## TASK DATA
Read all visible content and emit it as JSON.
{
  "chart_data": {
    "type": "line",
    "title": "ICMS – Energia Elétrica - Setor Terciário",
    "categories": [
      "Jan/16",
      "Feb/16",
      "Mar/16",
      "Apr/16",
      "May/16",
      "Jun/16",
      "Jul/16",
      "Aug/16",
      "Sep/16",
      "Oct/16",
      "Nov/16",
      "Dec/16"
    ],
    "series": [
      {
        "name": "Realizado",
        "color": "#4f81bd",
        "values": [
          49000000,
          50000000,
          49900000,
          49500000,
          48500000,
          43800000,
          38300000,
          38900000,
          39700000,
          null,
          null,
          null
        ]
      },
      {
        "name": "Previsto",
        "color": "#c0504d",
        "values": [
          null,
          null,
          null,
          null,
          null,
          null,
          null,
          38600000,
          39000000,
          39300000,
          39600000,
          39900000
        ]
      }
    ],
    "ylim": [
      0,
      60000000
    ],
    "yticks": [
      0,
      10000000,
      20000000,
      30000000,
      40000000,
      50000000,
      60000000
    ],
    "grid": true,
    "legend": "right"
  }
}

## TO DO
All of the material must be reproduced exactly.

## WRITTEN SOLUTION
Read all visible content and emit it as JSON.
{
  "chart_data": {
    "type": "line",
    "title": "ICMS – Energia Elétrica - Setor Terciário",
    "categories": [
      "Jan/16",
      "Feb/16",
      "Mar/16",
      "Apr/16",
      "May/16",
      "Jun/16",
      "Jul/16",
      "Aug/16",
      "Sep/16",
      "Oct/16",
      "Nov/16",
      "Dec/16"
    ],
    "series": [
      {
        "name": "Realizado",
        "color": "#4f81bd",
        "values": [
          49000000,
          50000000,
          49900000,
          49500000,
          48500000,
          43800000,
          38300000,
          38900000,
          39700000,
          null,
          null,
          null
        ]
      },
      {
        "name": "Previsto",
        "color": "#c0504d",
        "values": [
          null,
          null,
          null,
          null,
          null,
          null,
          null,
          38600000,
          39000000,
          39300000,
          39600000,
          39900000
        ]
      }
    ],
    "ylim": [
      0,
      60000000
    ],
    "yticks": [
      0,
      10000000,
      20000000,
      30000000,
      40000000,
      50000000,
      60000000
    ],
    "grid": true,
    "legend": "right"
  }
}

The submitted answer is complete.